> **Task to carry out**:
In the material below, turn the lines between the one holding "outlier-point xyxy=(961,570,966,575)" and the one holding "band-label: HIGH xyxy=(821,24,844,34)", inclusive, into a Markdown table with the columns No. and Entry, numbering each row and leaving out any blank lines.

┄┄┄┄┄┄┄┄┄┄┄┄┄┄┄┄┄┄┄┄

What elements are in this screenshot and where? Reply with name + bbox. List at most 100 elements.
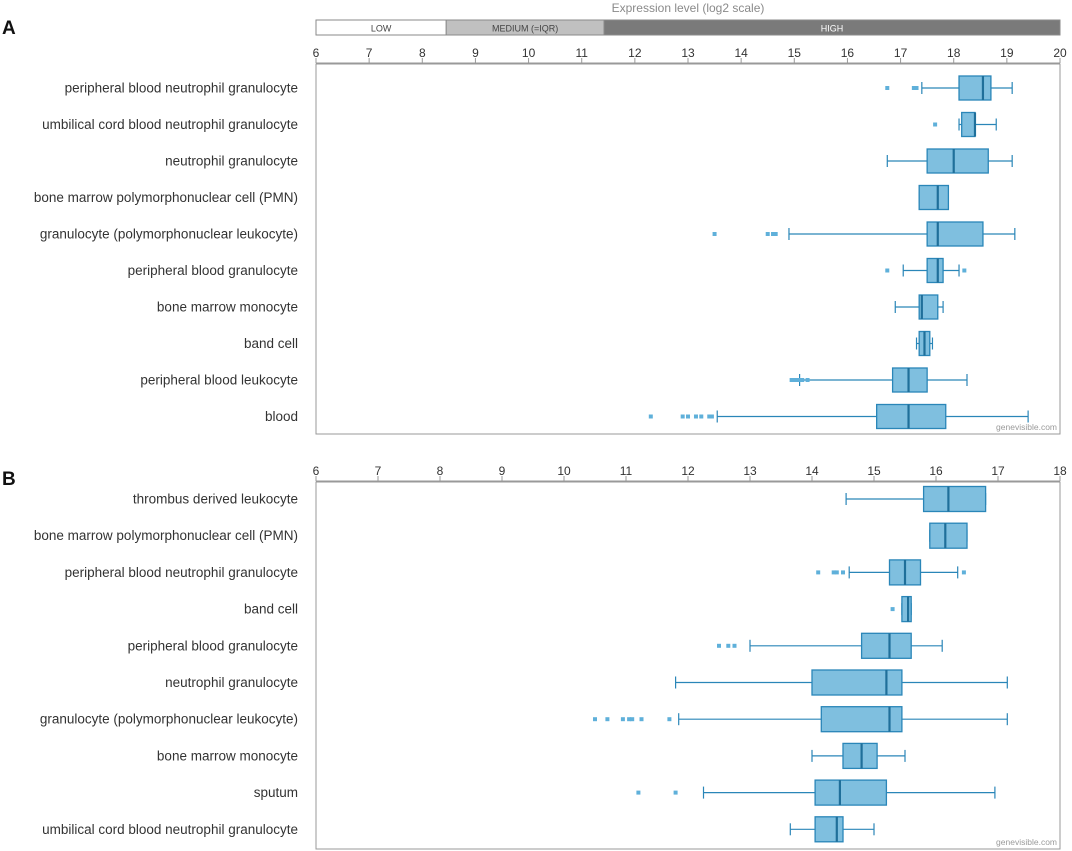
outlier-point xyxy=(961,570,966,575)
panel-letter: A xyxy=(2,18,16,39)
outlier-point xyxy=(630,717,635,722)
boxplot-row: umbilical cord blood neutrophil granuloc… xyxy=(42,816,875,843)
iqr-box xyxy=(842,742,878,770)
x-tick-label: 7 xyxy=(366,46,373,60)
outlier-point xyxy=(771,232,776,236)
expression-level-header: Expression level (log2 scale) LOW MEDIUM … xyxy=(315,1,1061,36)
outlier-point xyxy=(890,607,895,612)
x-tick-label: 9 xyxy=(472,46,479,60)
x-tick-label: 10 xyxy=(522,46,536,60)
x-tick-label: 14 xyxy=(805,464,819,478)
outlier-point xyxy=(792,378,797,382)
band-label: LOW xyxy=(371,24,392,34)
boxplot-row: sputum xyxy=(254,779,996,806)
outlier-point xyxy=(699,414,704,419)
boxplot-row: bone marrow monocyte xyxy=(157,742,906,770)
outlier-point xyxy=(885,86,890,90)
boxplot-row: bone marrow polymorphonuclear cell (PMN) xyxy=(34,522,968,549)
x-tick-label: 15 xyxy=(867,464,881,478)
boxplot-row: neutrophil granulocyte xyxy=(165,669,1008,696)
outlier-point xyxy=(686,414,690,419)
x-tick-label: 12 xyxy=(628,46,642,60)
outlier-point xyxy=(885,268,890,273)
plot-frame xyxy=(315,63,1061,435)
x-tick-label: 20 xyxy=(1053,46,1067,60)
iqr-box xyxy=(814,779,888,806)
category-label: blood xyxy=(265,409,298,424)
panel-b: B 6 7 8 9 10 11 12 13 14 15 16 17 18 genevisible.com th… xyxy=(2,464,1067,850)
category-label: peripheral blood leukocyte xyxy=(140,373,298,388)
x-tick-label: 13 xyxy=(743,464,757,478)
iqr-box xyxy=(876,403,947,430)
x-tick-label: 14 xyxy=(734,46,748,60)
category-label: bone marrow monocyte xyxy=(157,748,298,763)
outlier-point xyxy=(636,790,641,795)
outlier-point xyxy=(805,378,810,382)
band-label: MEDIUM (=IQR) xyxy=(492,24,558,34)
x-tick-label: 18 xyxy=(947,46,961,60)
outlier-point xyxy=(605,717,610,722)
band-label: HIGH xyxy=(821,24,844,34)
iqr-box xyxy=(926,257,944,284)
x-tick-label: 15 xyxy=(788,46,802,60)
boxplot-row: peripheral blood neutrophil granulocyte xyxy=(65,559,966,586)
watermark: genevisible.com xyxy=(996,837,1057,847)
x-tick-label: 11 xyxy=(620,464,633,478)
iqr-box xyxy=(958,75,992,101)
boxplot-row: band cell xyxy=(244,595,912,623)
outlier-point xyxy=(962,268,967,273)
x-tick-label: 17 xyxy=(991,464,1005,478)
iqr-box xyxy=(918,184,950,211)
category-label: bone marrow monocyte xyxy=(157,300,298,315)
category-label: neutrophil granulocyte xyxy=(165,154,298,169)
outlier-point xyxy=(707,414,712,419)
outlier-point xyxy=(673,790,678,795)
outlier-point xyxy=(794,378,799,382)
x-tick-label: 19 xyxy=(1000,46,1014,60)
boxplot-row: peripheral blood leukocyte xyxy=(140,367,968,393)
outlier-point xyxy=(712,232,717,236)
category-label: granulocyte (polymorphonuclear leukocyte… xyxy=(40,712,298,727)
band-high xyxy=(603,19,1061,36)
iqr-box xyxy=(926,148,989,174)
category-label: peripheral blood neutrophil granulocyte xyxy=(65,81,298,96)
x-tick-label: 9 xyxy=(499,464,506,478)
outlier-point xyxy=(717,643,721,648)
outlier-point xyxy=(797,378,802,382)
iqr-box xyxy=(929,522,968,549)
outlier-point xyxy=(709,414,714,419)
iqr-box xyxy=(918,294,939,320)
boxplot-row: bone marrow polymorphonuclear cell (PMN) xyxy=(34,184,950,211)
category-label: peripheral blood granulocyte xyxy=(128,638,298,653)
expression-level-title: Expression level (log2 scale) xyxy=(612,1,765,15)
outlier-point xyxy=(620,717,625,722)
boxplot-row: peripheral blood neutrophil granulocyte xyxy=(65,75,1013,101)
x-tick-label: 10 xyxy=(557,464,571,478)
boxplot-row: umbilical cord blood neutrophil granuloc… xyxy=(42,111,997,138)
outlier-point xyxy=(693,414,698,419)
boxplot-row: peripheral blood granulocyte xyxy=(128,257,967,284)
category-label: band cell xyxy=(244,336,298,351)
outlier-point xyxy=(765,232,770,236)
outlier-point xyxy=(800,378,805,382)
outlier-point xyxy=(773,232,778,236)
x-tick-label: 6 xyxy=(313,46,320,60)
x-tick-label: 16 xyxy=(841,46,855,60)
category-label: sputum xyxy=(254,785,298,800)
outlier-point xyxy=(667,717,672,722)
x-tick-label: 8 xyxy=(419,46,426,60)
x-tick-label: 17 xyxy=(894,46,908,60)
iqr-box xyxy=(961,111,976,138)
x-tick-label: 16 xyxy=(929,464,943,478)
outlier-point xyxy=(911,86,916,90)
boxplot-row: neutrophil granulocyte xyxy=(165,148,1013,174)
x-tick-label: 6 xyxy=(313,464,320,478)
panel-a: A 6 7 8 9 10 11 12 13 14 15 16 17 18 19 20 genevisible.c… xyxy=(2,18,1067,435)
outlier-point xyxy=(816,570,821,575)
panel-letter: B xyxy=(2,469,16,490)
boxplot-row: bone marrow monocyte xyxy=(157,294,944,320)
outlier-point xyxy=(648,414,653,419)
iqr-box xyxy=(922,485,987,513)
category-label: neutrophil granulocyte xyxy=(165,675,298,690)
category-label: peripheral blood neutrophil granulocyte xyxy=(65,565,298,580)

┄┄┄┄┄┄┄┄┄┄┄┄┄┄┄┄┄┄┄┄

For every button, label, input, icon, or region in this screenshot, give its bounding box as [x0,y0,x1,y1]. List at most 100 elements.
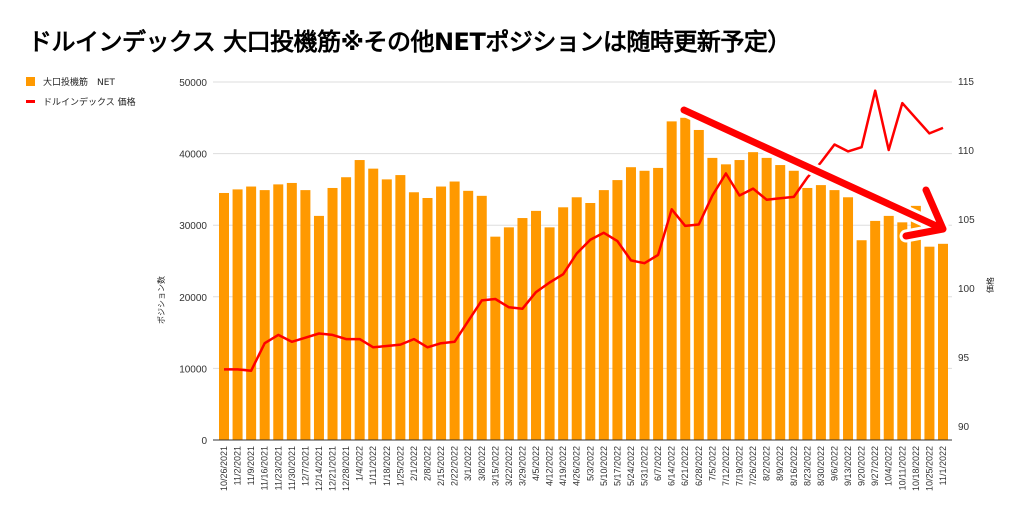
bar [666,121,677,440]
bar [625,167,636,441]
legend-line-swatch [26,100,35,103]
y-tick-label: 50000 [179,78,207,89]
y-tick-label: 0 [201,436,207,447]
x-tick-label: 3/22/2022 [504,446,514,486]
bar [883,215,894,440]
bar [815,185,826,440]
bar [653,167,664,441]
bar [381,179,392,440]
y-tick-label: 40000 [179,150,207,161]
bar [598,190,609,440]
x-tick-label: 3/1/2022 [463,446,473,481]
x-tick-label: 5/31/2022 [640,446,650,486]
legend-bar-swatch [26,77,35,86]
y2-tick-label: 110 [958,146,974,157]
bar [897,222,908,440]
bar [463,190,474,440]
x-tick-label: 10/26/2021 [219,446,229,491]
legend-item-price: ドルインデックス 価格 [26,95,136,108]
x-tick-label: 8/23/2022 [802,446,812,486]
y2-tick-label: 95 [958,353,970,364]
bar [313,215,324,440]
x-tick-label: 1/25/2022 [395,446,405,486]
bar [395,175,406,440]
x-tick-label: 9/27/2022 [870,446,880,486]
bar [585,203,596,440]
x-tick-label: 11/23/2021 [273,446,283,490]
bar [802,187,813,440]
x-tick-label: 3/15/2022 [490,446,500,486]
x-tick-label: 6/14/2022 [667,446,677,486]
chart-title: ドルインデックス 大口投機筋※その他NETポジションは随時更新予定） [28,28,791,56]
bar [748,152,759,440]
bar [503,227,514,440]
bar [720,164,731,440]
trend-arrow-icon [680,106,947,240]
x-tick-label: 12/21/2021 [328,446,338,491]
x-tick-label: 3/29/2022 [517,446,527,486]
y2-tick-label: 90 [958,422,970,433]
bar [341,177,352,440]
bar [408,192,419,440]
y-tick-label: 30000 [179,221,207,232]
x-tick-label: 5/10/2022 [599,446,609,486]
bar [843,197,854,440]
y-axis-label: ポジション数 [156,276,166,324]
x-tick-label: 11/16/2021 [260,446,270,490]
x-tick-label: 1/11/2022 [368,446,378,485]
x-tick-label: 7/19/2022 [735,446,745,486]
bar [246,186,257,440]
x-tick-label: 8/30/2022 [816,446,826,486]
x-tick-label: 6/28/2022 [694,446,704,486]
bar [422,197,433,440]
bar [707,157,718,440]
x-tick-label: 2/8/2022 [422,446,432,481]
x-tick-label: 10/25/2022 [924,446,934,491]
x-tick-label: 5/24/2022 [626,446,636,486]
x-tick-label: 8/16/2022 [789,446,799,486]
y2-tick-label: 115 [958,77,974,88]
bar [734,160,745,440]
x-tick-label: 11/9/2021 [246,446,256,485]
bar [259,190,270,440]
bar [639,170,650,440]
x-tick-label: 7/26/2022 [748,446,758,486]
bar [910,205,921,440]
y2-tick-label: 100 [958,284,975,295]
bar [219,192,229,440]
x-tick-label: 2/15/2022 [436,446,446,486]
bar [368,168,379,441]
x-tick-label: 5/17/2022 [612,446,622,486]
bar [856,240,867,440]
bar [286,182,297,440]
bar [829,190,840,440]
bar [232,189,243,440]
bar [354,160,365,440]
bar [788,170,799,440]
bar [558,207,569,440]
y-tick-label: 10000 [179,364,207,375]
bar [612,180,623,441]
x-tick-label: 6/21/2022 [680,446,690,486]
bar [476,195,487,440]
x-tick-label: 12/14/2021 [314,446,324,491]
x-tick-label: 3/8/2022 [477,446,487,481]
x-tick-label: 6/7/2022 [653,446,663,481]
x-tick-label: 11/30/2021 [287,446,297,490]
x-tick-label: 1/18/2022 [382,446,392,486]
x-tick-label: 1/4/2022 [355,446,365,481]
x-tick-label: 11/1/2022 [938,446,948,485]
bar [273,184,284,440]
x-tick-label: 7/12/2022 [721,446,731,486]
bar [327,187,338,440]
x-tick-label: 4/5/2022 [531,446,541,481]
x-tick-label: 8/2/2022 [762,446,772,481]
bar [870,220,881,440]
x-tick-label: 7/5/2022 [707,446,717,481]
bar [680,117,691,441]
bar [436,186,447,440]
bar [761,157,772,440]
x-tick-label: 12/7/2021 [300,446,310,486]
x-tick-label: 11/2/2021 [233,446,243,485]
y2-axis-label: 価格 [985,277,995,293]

┄┄┄┄┄┄┄┄┄┄┄┄┄┄┄┄┄┄┄┄

> **Result for this exercise**:
| No. | Entry |
|---|---|
| 1 | outlier-point xyxy=(961,570,966,575) |
| 2 | panel-letter: A xyxy=(2,18,16,39) |
| 3 | outlier-point xyxy=(630,717,635,722) |
| 4 | boxplot-row: umbilical cord blood neutrophil granuloc… xyxy=(42,816,875,843) |
| 5 | iqr-box xyxy=(842,742,878,770) |
| 6 | x-tick-label: 7 xyxy=(366,46,373,60) |
| 7 | outlier-point xyxy=(771,232,776,236) |
| 8 | expression-level-header: Expression level (log2 scale) LOW MEDIUM … xyxy=(315,1,1061,36) |
| 9 | outlier-point xyxy=(890,607,895,612) |
| 10 | x-tick-label: 9 xyxy=(472,46,479,60) |
| 11 | x-tick-label: 10 xyxy=(522,46,536,60) |
| 12 | x-tick-label: 14 xyxy=(805,464,819,478) |
| 13 | outlier-point xyxy=(792,378,797,382) |
| 14 | band-label: LOW xyxy=(371,24,392,34) |
| 15 | boxplot-row: sputum xyxy=(254,779,996,806) |
| 16 | outlier-point xyxy=(699,414,704,419) |
| 17 | boxplot-row: bone marrow monocyte xyxy=(157,742,906,770) |
| 18 | outlier-point xyxy=(885,86,890,90) |
| 19 | boxplot-row: bone marrow polymorphonuclear cell (PMN) xyxy=(34,522,968,549) |
| 20 | x-tick-label: 15 xyxy=(867,464,881,478) |
| 21 | boxplot-row: neutrophil granulocyte xyxy=(165,669,1008,696) |
| 22 | outlier-point xyxy=(686,414,690,419) |
| 23 | x-tick-label: 12 xyxy=(628,46,642,60) |
| 24 | outlier-point xyxy=(885,268,890,273) |
| 25 | plot-frame xyxy=(315,63,1061,435) |
| 26 | x-tick-label: 20 xyxy=(1053,46,1067,60) |
| 27 | iqr-box xyxy=(814,779,888,806) |
| 28 | category-label: blood xyxy=(265,409,298,424) |
| 29 | panel-b: B 6 7 8 9 10 11 12 13 14 15 16 17 18 genevisible.com th… xyxy=(2,464,1067,850) |
| 30 | category-label: peripheral blood leukocyte xyxy=(140,373,298,388) |
| 31 | x-tick-label: 13 xyxy=(743,464,757,478) |
| 32 | iqr-box xyxy=(876,403,947,430) |
| 33 | x-tick-label: 14 xyxy=(734,46,748,60) |
| 34 | category-label: bone marrow monocyte xyxy=(157,748,298,763) |
| 35 | outlier-point xyxy=(636,790,641,795) |
| 36 | outlier-point xyxy=(805,378,810,382) |
| 37 | band-label: MEDIUM (=IQR) xyxy=(492,24,558,34) |
| 38 | x-tick-label: 18 xyxy=(947,46,961,60) |
| 39 | outlier-point xyxy=(605,717,610,722) |
| 40 | band-label: HIGH xyxy=(821,24,844,34) |